> Task goal:
Identify every line in the records below that contains the word "icon", and reproduce each one.

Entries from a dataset
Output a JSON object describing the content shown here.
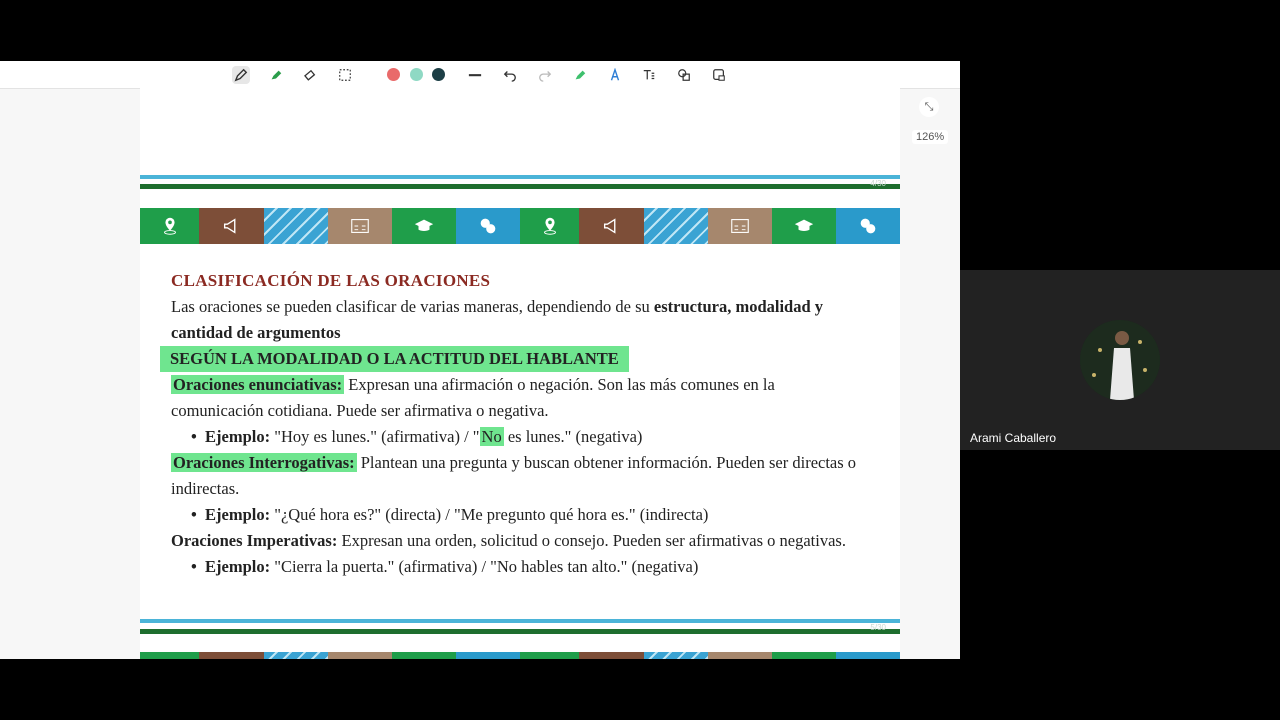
{
  "toolbar": {
    "tools": [
      "pen-icon",
      "highlighter-icon",
      "eraser-icon",
      "select-icon",
      "color-red",
      "color-teal",
      "color-dark",
      "stroke-width-icon",
      "undo-icon",
      "redo-icon",
      "marker-icon",
      "text-effect-icon",
      "text-box-icon",
      "shapes-icon",
      "lock-icon"
    ],
    "colors": {
      "red": "#e96a6a",
      "teal": "#8fd9c4",
      "dark": "#1d3f46"
    }
  },
  "zoom": "126%",
  "document": {
    "heading": "CLASIFICACIÓN DE LAS ORACIONES",
    "intro_normal": "Las oraciones se pueden clasificar de varias maneras, dependiendo de su ",
    "intro_bold": "estructura, modalidad y cantidad de argumentos",
    "subheading": "SEGÚN LA MODALIDAD O LA ACTITUD DEL HABLANTE",
    "items": [
      {
        "term": "Oraciones enunciativas:",
        "text": " Expresan una afirmación o negación. Son las más comunes en la comunicación cotidiana. Puede ser afirmativa o negativa.",
        "example_label": "Ejemplo:",
        "example_a": " \"Hoy es lunes.\" (afirmativa) / \"",
        "example_hl": "No",
        "example_b": " es lunes.\" (negativa)"
      },
      {
        "term": "Oraciones Interrogativas:",
        "text": " Plantean una pregunta y buscan obtener información. Pueden ser directas o indirectas.",
        "example_label": "Ejemplo:",
        "example": " \"¿Qué hora es?\" (directa) / \"Me pregunto qué hora es.\" (indirecta)"
      },
      {
        "term": "Oraciones Imperativas:",
        "text": " Expresan una orden, solicitud o consejo. Pueden ser afirmativas o negativas.",
        "example_label": "Ejemplo:",
        "example": " \"Cierra la puerta.\" (afirmativa) / \"No hables tan alto.\" (negativa)"
      }
    ],
    "page_numbers": [
      "4/30",
      "5/30"
    ]
  },
  "participant": {
    "name": "Arami Caballero"
  }
}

> Result of this task:
      "pen-icon",
      "highlighter-icon",
      "eraser-icon",
      "select-icon",
      "stroke-width-icon",
      "undo-icon",
      "redo-icon",
      "marker-icon",
      "text-effect-icon",
      "text-box-icon",
      "shapes-icon",
      "lock-icon"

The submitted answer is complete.